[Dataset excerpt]
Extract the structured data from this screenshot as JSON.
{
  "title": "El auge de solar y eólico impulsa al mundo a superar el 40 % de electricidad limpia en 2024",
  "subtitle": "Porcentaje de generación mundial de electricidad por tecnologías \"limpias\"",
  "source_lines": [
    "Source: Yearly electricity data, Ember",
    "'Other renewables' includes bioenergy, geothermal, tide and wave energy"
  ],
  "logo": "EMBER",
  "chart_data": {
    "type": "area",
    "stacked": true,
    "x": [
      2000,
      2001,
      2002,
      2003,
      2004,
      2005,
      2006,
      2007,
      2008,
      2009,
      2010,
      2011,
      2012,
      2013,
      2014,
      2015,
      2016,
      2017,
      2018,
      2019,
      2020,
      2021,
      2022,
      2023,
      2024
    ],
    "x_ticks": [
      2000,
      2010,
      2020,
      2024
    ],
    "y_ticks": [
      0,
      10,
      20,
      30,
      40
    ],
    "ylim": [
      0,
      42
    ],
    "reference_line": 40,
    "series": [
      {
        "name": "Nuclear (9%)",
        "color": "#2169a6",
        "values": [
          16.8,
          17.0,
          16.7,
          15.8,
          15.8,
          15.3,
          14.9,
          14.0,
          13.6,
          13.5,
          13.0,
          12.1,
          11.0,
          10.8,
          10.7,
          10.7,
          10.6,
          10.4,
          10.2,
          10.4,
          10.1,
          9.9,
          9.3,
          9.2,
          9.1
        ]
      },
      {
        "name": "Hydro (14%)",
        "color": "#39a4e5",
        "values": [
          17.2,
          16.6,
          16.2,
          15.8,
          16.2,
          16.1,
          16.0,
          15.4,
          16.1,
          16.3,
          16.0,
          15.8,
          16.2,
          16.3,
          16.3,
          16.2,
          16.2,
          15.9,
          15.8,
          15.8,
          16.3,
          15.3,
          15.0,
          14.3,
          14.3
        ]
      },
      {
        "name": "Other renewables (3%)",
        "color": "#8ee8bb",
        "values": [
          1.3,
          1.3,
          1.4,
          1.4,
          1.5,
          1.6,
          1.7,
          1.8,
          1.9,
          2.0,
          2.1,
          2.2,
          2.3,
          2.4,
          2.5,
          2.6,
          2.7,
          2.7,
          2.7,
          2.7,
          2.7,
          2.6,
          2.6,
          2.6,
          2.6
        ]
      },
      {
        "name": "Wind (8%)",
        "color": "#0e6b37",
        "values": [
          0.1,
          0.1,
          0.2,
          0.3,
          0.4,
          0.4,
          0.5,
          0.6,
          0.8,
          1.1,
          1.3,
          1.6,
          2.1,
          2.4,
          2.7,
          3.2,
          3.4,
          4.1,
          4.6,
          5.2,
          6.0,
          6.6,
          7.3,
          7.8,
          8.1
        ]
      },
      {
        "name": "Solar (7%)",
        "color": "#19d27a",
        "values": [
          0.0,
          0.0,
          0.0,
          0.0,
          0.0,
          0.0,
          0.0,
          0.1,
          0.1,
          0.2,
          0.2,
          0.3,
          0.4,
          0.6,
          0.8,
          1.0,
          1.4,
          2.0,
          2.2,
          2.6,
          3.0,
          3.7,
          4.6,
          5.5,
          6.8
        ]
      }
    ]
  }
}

- _DIRECTIONS FOR THIS TASK_:
Write the listing out again, exactly as shown above.

- _OUTPUT OF THE TASK_:
Extract the structured data from this screenshot as JSON.
{
  "title": "El auge de solar y eólico impulsa al mundo a superar el 40 % de electricidad limpia en 2024",
  "subtitle": "Porcentaje de generación mundial de electricidad por tecnologías \"limpias\"",
  "source_lines": [
    "Source: Yearly electricity data, Ember",
    "'Other renewables' includes bioenergy, geothermal, tide and wave energy"
  ],
  "logo": "EMBER",
  "chart_data": {
    "type": "area",
    "stacked": true,
    "x": [
      2000,
      2001,
      2002,
      2003,
      2004,
      2005,
      2006,
      2007,
      2008,
      2009,
      2010,
      2011,
      2012,
      2013,
      2014,
      2015,
      2016,
      2017,
      2018,
      2019,
      2020,
      2021,
      2022,
      2023,
      2024
    ],
    "x_ticks": [
      2000,
      2010,
      2020,
      2024
    ],
    "y_ticks": [
      0,
      10,
      20,
      30,
      40
    ],
    "ylim": [
      0,
      42
    ],
    "reference_line": 40,
    "series": [
      {
        "name": "Nuclear (9%)",
        "color": "#2169a6",
        "values": [
          16.8,
          17.0,
          16.7,
          15.8,
          15.8,
          15.3,
          14.9,
          14.0,
          13.6,
          13.5,
          13.0,
          12.1,
          11.0,
          10.8,
          10.7,
          10.7,
          10.6,
          10.4,
          10.2,
          10.4,
          10.1,
          9.9,
          9.3,
          9.2,
          9.1
        ]
      },
      {
        "name": "Hydro (14%)",
        "color": "#39a4e5",
        "values": [
          17.2,
          16.6,
          16.2,
          15.8,
          16.2,
          16.1,
          16.0,
          15.4,
          16.1,
          16.3,
          16.0,
          15.8,
          16.2,
          16.3,
          16.3,
          16.2,
          16.2,
          15.9,
          15.8,
          15.8,
          16.3,
          15.3,
          15.0,
          14.3,
          14.3
        ]
      },
      {
        "name": "Other renewables (3%)",
        "color": "#8ee8bb",
        "values": [
          1.3,
          1.3,
          1.4,
          1.4,
          1.5,
          1.6,
          1.7,
          1.8,
          1.9,
          2.0,
          2.1,
          2.2,
          2.3,
          2.4,
          2.5,
          2.6,
          2.7,
          2.7,
          2.7,
          2.7,
          2.7,
          2.6,
          2.6,
          2.6,
          2.6
        ]
      },
      {
        "name": "Wind (8%)",
        "color": "#0e6b37",
        "values": [
          0.1,
          0.1,
          0.2,
          0.3,
          0.4,
          0.4,
          0.5,
          0.6,
          0.8,
          1.1,
          1.3,
          1.6,
          2.1,
          2.4,
          2.7,
          3.2,
          3.4,
          4.1,
          4.6,
          5.2,
          6.0,
          6.6,
          7.3,
          7.8,
          8.1
        ]
      },
      {
        "name": "Solar (7%)",
        "color": "#19d27a",
        "values": [
          0.0,
          0.0,
          0.0,
          0.0,
          0.0,
          0.0,
          0.0,
          0.1,
          0.1,
          0.2,
          0.2,
          0.3,
          0.4,
          0.6,
          0.8,
          1.0,
          1.4,
          2.0,
          2.2,
          2.6,
          3.0,
          3.7,
          4.6,
          5.5,
          6.8
        ]
      }
    ]
  }
}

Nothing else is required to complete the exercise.